**DESCRIPTION OF THE TASK:** In the blog post below about writer's brain, what happened yesterday that brought the writer's thoughts to a halt?

**TEXT SEGMENT:**
***

Hay Caramba. It has been muy dificil to sit down and write my weekly 'Monday' blog. This has been a theme lately.
Today, I think my problem is writer's brain. I've been writing all weekend, working toward a couple of rapidly approaching deadlines. Which is to say I've been staring at my computer, pacing to and fro, and gazing out the window for days. Fortunately I managed to get a really bad first draft on paper, too.
Writing, for me, is an idea generator. After a particularly good session of staring, pacing, and gazing, ideas start ricocheting through my brain like elves in a bounce house.
This is not nearly as fun as it sounds, because by the time I'm done with my writing task I've reached my weekly word quota and I can't put any more of my noisy, flailing ideas to paper.
Bounce on, little elves; bounce on.
Teaching does the same thing: it provokes thought, but drains my words. This is probably why I am known to stop lecturing in the middle of an impassioned sentence, my arms in the air, my face flushed, my eyes utterly blank, and my tongue totally tied.
Come to think of it, walking tends to do this to me, too. And eating. And reading. And sitting.
So if you shout 'hello!' to me on the street and I respond by walking mutely past you with glazed eyes and no signs of recognition, you know why.
Blame it on the elves.
Sometimes, though, something happens that brings my thoughts to a screeching halt. Elves freeze mid-flip and mid-yelp so that another fantastical creature can walk to the center of the bounce house and make an important announcement.
This is what happened yesterday when one of my students sneezed.
These sorts of earth-shattering occurrences are usually what trigger my epiphanies.
It wasn't a particularly grandiose sneeze, I'll admit. I've heard better. But it sure got my attention, because, although I was in the middle of explaining a writing workshop, I was overcome with the impulse to stop everything so I could bless him.
It was a strong urge. Almost a temptation-like urge. An elf-freezing urge.
This is an interesting cultural phenomenon.
Someone publicly discharges the dust and mucous in their sinus passage, and what do we do? We bless them.
This 'wishing well' is so important to us that we teach our young to do it.
We emphasize its importance in our school curriculums.
We clap and cheer when our toddlers say 'bwess you' for the first time.
We do everything we can to make sure that for the rest of their lives their brains will hear a sneeze and stop.everything. to wish the sneezer well.

***

**GIVEN ENTRIES:**

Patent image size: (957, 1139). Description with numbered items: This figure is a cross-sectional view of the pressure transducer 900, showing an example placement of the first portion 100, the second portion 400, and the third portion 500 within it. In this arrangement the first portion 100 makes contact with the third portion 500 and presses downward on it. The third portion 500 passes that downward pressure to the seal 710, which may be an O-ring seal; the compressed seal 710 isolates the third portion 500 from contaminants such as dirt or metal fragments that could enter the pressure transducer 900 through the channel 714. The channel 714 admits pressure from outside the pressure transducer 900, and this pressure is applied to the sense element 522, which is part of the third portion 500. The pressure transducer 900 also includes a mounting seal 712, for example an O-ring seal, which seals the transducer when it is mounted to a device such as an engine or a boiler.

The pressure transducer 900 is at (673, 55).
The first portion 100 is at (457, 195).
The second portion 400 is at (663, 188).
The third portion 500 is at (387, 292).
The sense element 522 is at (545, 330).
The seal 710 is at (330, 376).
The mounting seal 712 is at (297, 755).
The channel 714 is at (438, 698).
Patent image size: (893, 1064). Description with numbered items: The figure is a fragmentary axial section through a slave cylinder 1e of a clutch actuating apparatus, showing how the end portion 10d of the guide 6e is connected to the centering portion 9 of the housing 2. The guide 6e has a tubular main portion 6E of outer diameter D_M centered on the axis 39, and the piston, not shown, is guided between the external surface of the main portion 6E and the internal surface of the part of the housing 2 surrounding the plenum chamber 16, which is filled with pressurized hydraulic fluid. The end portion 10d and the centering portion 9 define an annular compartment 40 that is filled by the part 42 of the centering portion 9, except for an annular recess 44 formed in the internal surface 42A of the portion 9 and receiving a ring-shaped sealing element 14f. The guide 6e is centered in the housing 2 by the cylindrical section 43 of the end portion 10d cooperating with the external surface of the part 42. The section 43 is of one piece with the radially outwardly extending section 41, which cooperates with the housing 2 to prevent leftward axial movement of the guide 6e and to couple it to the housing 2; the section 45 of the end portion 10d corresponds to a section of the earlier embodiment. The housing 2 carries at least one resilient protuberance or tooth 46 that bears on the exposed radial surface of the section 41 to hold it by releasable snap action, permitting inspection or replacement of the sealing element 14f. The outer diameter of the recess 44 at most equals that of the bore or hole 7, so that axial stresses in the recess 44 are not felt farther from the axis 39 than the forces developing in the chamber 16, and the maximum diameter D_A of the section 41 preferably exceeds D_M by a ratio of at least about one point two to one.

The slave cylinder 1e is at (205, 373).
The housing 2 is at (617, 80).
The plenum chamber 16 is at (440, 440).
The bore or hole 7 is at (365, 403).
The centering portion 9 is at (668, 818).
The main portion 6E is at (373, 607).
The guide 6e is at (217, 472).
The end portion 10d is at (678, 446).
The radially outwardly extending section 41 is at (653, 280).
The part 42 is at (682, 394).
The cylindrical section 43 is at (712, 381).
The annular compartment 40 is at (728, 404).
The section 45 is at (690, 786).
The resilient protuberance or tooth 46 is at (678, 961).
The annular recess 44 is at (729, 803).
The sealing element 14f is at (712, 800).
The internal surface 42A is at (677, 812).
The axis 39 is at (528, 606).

***

**OUTPUT OF THE EXERCISE:** One of the writer's students sneezed.